Extracted data entries
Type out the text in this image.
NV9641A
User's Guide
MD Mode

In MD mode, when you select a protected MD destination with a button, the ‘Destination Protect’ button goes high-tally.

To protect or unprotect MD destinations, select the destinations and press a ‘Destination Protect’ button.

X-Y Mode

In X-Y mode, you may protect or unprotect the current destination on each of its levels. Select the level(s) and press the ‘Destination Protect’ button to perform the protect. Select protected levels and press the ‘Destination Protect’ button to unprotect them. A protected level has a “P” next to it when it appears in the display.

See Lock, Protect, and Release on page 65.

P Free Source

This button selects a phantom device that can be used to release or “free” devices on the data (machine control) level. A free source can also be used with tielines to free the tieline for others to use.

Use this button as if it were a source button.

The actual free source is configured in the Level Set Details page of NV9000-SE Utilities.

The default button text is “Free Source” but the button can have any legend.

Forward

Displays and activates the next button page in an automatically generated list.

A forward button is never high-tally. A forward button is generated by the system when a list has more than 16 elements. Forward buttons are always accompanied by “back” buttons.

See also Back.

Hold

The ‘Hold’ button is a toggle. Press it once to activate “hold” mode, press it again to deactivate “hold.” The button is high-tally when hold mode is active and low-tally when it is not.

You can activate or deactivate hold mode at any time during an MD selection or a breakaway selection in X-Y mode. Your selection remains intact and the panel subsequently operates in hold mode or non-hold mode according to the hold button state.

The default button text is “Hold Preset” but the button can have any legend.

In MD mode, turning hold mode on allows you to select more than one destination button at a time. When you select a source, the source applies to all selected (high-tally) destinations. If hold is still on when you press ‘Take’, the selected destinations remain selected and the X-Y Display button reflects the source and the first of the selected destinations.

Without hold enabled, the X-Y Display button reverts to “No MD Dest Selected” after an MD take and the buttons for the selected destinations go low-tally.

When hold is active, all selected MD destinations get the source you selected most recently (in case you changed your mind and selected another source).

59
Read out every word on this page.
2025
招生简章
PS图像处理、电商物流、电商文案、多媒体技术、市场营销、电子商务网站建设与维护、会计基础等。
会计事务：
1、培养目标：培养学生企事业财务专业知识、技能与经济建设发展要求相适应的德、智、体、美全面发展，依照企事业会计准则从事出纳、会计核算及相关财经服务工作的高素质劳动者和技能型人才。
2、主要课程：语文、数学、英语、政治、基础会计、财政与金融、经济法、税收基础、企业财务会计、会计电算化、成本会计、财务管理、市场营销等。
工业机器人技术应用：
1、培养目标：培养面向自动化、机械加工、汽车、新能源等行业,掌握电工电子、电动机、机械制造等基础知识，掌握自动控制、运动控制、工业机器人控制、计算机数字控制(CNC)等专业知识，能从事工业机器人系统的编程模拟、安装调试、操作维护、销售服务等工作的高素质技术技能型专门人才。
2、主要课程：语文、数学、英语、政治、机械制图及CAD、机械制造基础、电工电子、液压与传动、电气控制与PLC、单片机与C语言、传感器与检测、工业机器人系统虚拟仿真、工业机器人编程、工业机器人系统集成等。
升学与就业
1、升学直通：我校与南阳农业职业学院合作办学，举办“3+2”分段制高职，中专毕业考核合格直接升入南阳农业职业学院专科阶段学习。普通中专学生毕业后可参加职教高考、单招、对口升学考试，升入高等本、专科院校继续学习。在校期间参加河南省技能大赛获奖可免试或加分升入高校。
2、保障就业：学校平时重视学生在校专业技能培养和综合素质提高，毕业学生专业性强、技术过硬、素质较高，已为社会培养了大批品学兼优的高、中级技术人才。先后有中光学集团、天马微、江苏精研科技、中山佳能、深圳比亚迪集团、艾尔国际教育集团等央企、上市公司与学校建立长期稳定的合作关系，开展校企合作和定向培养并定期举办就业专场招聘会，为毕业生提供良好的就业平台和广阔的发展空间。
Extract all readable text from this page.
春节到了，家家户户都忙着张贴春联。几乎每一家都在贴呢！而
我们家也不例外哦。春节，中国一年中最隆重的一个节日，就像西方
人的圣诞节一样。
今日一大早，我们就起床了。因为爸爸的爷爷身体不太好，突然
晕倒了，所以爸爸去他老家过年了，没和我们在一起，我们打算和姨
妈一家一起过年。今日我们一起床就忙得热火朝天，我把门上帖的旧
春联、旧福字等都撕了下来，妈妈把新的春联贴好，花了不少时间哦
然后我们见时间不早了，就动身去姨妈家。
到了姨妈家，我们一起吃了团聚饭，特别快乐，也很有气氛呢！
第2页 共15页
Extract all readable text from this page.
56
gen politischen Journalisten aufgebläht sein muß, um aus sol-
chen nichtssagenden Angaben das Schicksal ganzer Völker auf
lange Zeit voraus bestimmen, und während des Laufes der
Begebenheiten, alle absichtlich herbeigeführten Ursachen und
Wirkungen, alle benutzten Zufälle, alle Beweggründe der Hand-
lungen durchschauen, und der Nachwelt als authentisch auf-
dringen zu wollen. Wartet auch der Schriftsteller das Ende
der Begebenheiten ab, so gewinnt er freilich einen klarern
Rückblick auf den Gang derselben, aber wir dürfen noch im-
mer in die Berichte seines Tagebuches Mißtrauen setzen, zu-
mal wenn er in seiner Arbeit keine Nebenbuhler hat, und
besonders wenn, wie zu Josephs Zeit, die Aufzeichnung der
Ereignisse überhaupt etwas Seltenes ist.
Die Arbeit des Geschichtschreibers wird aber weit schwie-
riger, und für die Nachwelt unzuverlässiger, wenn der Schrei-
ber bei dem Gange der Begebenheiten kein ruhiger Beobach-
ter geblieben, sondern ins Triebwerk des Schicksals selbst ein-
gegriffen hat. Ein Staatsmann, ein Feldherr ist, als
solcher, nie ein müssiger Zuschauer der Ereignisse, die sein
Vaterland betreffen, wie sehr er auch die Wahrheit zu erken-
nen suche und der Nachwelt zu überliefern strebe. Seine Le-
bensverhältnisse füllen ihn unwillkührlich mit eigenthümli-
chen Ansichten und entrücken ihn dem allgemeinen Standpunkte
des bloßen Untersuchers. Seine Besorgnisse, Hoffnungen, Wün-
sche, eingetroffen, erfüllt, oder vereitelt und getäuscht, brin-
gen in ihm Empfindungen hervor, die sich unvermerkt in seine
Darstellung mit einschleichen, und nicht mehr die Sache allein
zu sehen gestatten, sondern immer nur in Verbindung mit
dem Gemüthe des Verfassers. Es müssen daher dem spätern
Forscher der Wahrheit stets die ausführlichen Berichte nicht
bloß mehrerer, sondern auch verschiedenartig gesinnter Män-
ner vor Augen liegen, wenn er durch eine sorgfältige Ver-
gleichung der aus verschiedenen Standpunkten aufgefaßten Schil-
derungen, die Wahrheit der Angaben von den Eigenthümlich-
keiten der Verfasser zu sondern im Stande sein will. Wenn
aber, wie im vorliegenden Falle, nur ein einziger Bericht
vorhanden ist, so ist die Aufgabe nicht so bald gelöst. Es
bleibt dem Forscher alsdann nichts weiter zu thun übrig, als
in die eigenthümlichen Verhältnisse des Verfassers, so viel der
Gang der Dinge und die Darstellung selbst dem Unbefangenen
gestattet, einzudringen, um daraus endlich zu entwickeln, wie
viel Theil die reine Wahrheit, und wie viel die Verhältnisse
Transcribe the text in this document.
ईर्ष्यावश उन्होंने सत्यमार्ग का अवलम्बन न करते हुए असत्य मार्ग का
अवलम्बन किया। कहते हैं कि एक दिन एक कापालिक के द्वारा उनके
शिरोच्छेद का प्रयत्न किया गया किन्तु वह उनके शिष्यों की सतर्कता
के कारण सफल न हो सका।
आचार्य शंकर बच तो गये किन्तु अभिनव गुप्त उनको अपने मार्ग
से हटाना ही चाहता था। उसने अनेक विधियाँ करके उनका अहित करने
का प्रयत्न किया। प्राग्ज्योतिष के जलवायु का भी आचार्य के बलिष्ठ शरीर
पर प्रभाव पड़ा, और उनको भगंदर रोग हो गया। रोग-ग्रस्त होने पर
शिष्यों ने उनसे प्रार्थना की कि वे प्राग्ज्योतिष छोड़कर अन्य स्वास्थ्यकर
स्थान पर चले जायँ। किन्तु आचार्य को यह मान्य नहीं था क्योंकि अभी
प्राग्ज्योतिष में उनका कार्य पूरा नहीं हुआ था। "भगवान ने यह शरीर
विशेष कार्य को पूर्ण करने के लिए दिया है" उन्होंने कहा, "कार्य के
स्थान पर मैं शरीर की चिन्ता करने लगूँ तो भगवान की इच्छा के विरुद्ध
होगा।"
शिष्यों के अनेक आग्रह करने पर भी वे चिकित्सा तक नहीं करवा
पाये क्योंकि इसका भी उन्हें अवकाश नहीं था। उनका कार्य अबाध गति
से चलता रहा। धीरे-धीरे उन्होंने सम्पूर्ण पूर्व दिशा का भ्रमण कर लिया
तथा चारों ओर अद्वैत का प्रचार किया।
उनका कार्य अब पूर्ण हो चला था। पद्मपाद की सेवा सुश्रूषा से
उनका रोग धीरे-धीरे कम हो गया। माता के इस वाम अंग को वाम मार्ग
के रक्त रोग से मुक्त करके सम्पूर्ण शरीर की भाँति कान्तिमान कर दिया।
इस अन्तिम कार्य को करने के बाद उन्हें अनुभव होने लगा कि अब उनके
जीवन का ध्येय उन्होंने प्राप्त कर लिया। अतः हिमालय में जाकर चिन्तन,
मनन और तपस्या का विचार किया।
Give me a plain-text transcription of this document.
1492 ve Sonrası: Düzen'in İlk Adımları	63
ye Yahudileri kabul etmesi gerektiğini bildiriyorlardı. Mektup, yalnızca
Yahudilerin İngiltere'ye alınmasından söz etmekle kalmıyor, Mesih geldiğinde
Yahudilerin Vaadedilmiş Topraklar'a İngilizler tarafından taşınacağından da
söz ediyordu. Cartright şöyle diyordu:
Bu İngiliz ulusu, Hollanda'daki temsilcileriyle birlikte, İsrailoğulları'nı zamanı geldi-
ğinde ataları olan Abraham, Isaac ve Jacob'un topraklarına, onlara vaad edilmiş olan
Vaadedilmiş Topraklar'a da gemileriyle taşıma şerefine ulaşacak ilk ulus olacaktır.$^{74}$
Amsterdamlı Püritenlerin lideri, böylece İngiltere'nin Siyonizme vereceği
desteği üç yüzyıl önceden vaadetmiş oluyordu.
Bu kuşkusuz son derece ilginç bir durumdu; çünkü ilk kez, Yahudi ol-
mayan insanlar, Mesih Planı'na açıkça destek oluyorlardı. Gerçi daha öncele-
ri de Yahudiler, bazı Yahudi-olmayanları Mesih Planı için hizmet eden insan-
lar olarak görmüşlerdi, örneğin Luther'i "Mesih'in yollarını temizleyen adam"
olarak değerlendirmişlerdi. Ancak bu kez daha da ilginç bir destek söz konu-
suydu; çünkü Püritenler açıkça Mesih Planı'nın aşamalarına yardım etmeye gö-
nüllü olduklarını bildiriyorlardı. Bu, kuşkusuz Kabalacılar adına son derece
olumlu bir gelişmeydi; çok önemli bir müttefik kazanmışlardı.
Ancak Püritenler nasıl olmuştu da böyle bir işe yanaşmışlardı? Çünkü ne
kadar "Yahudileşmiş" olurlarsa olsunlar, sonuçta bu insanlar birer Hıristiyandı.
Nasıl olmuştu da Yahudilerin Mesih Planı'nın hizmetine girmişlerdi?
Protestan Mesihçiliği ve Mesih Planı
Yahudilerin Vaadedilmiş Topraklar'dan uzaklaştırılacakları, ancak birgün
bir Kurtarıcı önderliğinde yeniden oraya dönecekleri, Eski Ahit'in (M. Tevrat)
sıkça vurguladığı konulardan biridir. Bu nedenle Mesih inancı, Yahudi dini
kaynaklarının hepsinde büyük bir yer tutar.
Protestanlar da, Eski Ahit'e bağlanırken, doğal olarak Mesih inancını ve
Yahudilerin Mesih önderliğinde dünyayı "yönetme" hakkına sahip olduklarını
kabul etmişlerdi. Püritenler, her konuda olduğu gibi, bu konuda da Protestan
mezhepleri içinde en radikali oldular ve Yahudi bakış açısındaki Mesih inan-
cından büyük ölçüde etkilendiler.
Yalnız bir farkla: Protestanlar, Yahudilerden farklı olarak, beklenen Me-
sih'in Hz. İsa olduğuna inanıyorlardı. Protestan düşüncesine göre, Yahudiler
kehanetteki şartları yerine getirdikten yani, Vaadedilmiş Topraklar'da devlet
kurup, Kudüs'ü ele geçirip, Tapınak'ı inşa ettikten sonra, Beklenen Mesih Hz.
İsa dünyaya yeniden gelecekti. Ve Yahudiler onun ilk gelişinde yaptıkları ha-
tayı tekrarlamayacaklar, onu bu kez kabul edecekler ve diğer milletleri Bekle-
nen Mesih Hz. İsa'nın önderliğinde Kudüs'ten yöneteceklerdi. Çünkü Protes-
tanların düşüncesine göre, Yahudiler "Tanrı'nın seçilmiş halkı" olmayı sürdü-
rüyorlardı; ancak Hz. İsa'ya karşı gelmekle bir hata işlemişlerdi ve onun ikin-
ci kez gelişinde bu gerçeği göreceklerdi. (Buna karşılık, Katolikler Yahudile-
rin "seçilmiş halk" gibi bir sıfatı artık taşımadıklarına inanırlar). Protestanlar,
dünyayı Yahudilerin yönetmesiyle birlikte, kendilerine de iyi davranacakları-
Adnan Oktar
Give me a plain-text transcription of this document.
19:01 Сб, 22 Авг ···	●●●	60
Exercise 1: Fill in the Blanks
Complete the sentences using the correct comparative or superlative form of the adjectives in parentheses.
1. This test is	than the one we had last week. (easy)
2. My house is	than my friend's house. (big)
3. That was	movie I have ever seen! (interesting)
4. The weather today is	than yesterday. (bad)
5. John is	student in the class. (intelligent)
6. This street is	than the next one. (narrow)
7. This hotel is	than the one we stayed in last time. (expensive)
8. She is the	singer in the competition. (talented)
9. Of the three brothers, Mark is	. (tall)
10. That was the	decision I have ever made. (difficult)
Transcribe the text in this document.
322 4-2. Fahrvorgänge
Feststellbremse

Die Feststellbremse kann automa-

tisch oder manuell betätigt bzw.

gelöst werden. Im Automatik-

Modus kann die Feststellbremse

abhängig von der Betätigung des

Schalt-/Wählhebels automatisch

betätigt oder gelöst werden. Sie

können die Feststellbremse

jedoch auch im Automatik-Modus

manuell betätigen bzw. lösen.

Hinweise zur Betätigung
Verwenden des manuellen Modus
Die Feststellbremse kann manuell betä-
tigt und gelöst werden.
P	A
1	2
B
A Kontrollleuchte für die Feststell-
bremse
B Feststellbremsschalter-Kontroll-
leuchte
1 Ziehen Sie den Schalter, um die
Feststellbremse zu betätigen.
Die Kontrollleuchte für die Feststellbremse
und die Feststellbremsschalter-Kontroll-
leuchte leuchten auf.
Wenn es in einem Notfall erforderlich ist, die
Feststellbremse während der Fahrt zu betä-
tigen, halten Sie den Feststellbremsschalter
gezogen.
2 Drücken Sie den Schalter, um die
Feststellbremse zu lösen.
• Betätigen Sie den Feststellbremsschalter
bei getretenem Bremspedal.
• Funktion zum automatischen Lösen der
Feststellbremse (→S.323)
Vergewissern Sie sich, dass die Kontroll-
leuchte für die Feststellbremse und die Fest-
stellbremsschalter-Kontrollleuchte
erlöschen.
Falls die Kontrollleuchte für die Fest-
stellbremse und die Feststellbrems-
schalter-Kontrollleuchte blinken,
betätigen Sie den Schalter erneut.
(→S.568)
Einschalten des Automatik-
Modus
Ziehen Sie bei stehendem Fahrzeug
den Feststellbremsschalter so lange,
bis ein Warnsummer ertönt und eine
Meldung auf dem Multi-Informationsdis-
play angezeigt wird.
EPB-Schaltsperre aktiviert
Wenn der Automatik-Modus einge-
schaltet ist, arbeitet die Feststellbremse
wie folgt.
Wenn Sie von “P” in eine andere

- _What the task requires_
Scan the material above. Copy each line that holds the word "Feststellbremsschalter".

- _Response_
B Feststellbremsschalter-Kontroll-
und die Feststellbremsschalter-Kontroll-
tigen, halten Sie den Feststellbremsschalter
• Betätigen Sie den Feststellbremsschalter
den Feststellbremsschalter so lange,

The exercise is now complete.